| Exercise |
Write out the whole listing word for word.

(Saved data entries)

• • • • •

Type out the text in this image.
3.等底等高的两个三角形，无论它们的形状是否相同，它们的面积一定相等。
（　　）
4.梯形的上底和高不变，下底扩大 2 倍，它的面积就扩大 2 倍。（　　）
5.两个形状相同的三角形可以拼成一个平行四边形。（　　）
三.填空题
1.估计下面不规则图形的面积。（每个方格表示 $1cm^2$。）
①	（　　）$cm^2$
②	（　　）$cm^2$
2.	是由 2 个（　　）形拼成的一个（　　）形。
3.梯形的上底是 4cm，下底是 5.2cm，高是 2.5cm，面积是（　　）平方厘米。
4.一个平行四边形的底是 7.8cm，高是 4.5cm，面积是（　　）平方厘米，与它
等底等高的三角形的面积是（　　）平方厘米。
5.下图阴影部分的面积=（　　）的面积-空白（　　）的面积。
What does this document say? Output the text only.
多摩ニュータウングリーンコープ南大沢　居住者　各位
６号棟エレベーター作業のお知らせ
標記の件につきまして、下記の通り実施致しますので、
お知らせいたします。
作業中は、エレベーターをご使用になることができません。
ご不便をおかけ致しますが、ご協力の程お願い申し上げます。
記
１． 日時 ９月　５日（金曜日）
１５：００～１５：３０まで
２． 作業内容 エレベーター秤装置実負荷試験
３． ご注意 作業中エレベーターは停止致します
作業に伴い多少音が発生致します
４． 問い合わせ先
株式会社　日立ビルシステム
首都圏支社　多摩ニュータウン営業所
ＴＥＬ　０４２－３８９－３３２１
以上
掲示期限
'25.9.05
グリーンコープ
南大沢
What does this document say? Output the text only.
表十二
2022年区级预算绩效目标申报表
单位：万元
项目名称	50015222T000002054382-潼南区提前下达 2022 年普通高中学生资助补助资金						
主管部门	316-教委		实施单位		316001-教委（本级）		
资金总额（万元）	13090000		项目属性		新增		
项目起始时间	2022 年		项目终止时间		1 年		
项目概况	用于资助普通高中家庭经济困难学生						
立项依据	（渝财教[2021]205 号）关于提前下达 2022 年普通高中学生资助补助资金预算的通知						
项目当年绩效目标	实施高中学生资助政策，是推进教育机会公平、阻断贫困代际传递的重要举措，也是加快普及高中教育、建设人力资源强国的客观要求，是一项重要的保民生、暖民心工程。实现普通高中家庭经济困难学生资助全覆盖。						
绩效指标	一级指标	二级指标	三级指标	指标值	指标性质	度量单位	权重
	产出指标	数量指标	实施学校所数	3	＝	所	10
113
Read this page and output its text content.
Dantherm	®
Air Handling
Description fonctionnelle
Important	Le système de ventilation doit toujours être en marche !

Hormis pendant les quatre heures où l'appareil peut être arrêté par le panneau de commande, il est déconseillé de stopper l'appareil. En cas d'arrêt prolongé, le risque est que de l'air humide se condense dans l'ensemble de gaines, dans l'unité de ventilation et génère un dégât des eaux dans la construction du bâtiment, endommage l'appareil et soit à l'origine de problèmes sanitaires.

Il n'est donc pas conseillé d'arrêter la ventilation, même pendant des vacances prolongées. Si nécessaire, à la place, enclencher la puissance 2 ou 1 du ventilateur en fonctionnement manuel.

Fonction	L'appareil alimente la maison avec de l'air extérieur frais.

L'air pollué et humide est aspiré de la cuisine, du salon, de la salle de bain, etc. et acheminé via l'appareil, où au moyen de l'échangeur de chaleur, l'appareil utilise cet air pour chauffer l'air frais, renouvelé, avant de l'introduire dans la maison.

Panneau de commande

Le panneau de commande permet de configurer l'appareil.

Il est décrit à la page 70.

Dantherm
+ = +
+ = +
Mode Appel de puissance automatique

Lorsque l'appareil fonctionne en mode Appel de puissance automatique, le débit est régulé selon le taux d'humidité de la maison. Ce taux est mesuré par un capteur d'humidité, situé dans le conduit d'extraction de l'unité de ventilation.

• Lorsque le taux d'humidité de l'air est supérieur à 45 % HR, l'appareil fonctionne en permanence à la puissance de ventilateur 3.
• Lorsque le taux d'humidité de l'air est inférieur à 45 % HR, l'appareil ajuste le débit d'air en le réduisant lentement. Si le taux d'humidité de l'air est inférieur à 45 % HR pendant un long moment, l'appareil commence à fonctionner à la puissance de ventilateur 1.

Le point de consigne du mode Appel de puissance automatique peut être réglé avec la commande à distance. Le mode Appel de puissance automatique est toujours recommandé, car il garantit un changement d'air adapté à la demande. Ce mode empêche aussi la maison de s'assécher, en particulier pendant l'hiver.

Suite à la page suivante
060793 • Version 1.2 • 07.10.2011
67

• • • • •

| Result for this task |
Type out the text in this image.
3.等底等高的两个三角形，无论它们的形状是否相同，它们的面积一定相等。
（　　）
4.梯形的上底和高不变，下底扩大 2 倍，它的面积就扩大 2 倍。（　　）
5.两个形状相同的三角形可以拼成一个平行四边形。（　　）
三.填空题
1.估计下面不规则图形的面积。（每个方格表示 $1cm^2$。）
①	（　　）$cm^2$
②	（　　）$cm^2$
2.	是由 2 个（　　）形拼成的一个（　　）形。
3.梯形的上底是 4cm，下底是 5.2cm，高是 2.5cm，面积是（　　）平方厘米。
4.一个平行四边形的底是 7.8cm，高是 4.5cm，面积是（　　）平方厘米，与它
等底等高的三角形的面积是（　　）平方厘米。
5.下图阴影部分的面积=（　　）的面积-空白（　　）的面积。
What does this document say? Output the text only.
多摩ニュータウングリーンコープ南大沢　居住者　各位
６号棟エレベーター作業のお知らせ
標記の件につきまして、下記の通り実施致しますので、
お知らせいたします。
作業中は、エレベーターをご使用になることができません。
ご不便をおかけ致しますが、ご協力の程お願い申し上げます。
記
１． 日時 ９月　５日（金曜日）
１５：００～１５：３０まで
２． 作業内容 エレベーター秤装置実負荷試験
３． ご注意 作業中エレベーターは停止致します
作業に伴い多少音が発生致します
４． 問い合わせ先
株式会社　日立ビルシステム
首都圏支社　多摩ニュータウン営業所
ＴＥＬ　０４２－３８９－３３２１
以上
掲示期限
'25.9.05
グリーンコープ
南大沢
What does this document say? Output the text only.
表十二
2022年区级预算绩效目标申报表
单位：万元
项目名称	50015222T000002054382-潼南区提前下达 2022 年普通高中学生资助补助资金						
主管部门	316-教委		实施单位		316001-教委（本级）		
资金总额（万元）	13090000		项目属性		新增		
项目起始时间	2022 年		项目终止时间		1 年		
项目概况	用于资助普通高中家庭经济困难学生						
立项依据	（渝财教[2021]205 号）关于提前下达 2022 年普通高中学生资助补助资金预算的通知						
项目当年绩效目标	实施高中学生资助政策，是推进教育机会公平、阻断贫困代际传递的重要举措，也是加快普及高中教育、建设人力资源强国的客观要求，是一项重要的保民生、暖民心工程。实现普通高中家庭经济困难学生资助全覆盖。						
绩效指标	一级指标	二级指标	三级指标	指标值	指标性质	度量单位	权重
	产出指标	数量指标	实施学校所数	3	＝	所	10
113
Read this page and output its text content.
Dantherm	®
Air Handling
Description fonctionnelle
Important	Le système de ventilation doit toujours être en marche !

Hormis pendant les quatre heures où l'appareil peut être arrêté par le panneau de commande, il est déconseillé de stopper l'appareil. En cas d'arrêt prolongé, le risque est que de l'air humide se condense dans l'ensemble de gaines, dans l'unité de ventilation et génère un dégât des eaux dans la construction du bâtiment, endommage l'appareil et soit à l'origine de problèmes sanitaires.

Il n'est donc pas conseillé d'arrêter la ventilation, même pendant des vacances prolongées. Si nécessaire, à la place, enclencher la puissance 2 ou 1 du ventilateur en fonctionnement manuel.

Fonction	L'appareil alimente la maison avec de l'air extérieur frais.

L'air pollué et humide est aspiré de la cuisine, du salon, de la salle de bain, etc. et acheminé via l'appareil, où au moyen de l'échangeur de chaleur, l'appareil utilise cet air pour chauffer l'air frais, renouvelé, avant de l'introduire dans la maison.

Panneau de commande

Le panneau de commande permet de configurer l'appareil.

Il est décrit à la page 70.

Dantherm
+ = +
+ = +
Mode Appel de puissance automatique

Lorsque l'appareil fonctionne en mode Appel de puissance automatique, le débit est régulé selon le taux d'humidité de la maison. Ce taux est mesuré par un capteur d'humidité, situé dans le conduit d'extraction de l'unité de ventilation.

• Lorsque le taux d'humidité de l'air est supérieur à 45 % HR, l'appareil fonctionne en permanence à la puissance de ventilateur 3.
• Lorsque le taux d'humidité de l'air est inférieur à 45 % HR, l'appareil ajuste le débit d'air en le réduisant lentement. Si le taux d'humidité de l'air est inférieur à 45 % HR pendant un long moment, l'appareil commence à fonctionner à la puissance de ventilateur 1.

Le point de consigne du mode Appel de puissance automatique peut être réglé avec la commande à distance. Le mode Appel de puissance automatique est toujours recommandé, car il garantit un changement d'air adapté à la demande. Ce mode empêche aussi la maison de s'assécher, en particulier pendant l'hiver.

Suite à la page suivante
060793 • Version 1.2 • 07.10.2011
67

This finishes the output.